Begin

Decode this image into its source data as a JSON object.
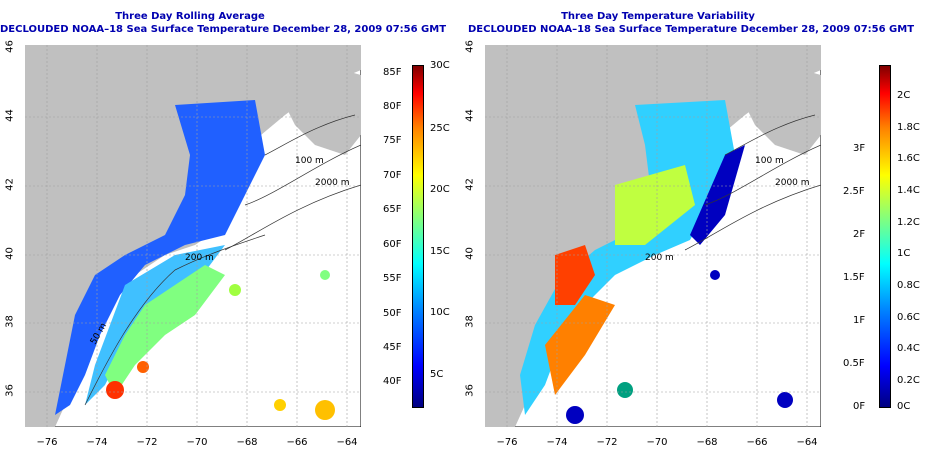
{
  "left_map": {
    "title_line1": "Three Day Rolling Average",
    "title_line2": "DECLOUDED NOAA–18 Sea Surface Temperature December 28, 2009 07:56 GMT",
    "colorbar_f": [
      "85F",
      "80F",
      "75F",
      "70F",
      "65F",
      "60F",
      "55F",
      "50F",
      "45F",
      "40F"
    ],
    "colorbar_c": [
      "30C",
      "25C",
      "20C",
      "15C",
      "10C",
      "5C"
    ]
  },
  "right_map": {
    "title_line1": "Three Day Temperature Variability",
    "title_line2": "DECLOUDED NOAA–18 Sea Surface Temperature December 28, 2009 07:56 GMT",
    "colorbar_f": [
      "3F",
      "2.5F",
      "2F",
      "1.5F",
      "1F",
      "0.5F",
      "0F"
    ],
    "colorbar_c": [
      "2C",
      "1.8C",
      "1.6C",
      "1.4C",
      "1.2C",
      "1C",
      "0.8C",
      "0.6C",
      "0.4C",
      "0.2C",
      "0C"
    ]
  },
  "axes": {
    "x_ticks": [
      "−76",
      "−74",
      "−72",
      "−70",
      "−68",
      "−66",
      "−64"
    ],
    "y_ticks": [
      "36",
      "38",
      "40",
      "42",
      "44",
      "46"
    ]
  },
  "contour_labels": [
    "100 m",
    "200 m",
    "2000 m",
    "50 m"
  ],
  "colors": {
    "title": "#0000b0",
    "land": "#c0c0c0",
    "grid": "#a0a0a0"
  }
}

End

Print all of the records shown above exactly, leaving out each picture.

Decode this image into its source data as a JSON object.
{
  "left_map": {
    "title_line1": "Three Day Rolling Average",
    "title_line2": "DECLOUDED NOAA–18 Sea Surface Temperature December 28, 2009 07:56 GMT",
    "colorbar_f": [
      "85F",
      "80F",
      "75F",
      "70F",
      "65F",
      "60F",
      "55F",
      "50F",
      "45F",
      "40F"
    ],
    "colorbar_c": [
      "30C",
      "25C",
      "20C",
      "15C",
      "10C",
      "5C"
    ]
  },
  "right_map": {
    "title_line1": "Three Day Temperature Variability",
    "title_line2": "DECLOUDED NOAA–18 Sea Surface Temperature December 28, 2009 07:56 GMT",
    "colorbar_f": [
      "3F",
      "2.5F",
      "2F",
      "1.5F",
      "1F",
      "0.5F",
      "0F"
    ],
    "colorbar_c": [
      "2C",
      "1.8C",
      "1.6C",
      "1.4C",
      "1.2C",
      "1C",
      "0.8C",
      "0.6C",
      "0.4C",
      "0.2C",
      "0C"
    ]
  },
  "axes": {
    "x_ticks": [
      "−76",
      "−74",
      "−72",
      "−70",
      "−68",
      "−66",
      "−64"
    ],
    "y_ticks": [
      "36",
      "38",
      "40",
      "42",
      "44",
      "46"
    ]
  },
  "contour_labels": [
    "100 m",
    "200 m",
    "2000 m",
    "50 m"
  ],
  "colors": {
    "title": "#0000b0",
    "land": "#c0c0c0",
    "grid": "#a0a0a0"
  }
}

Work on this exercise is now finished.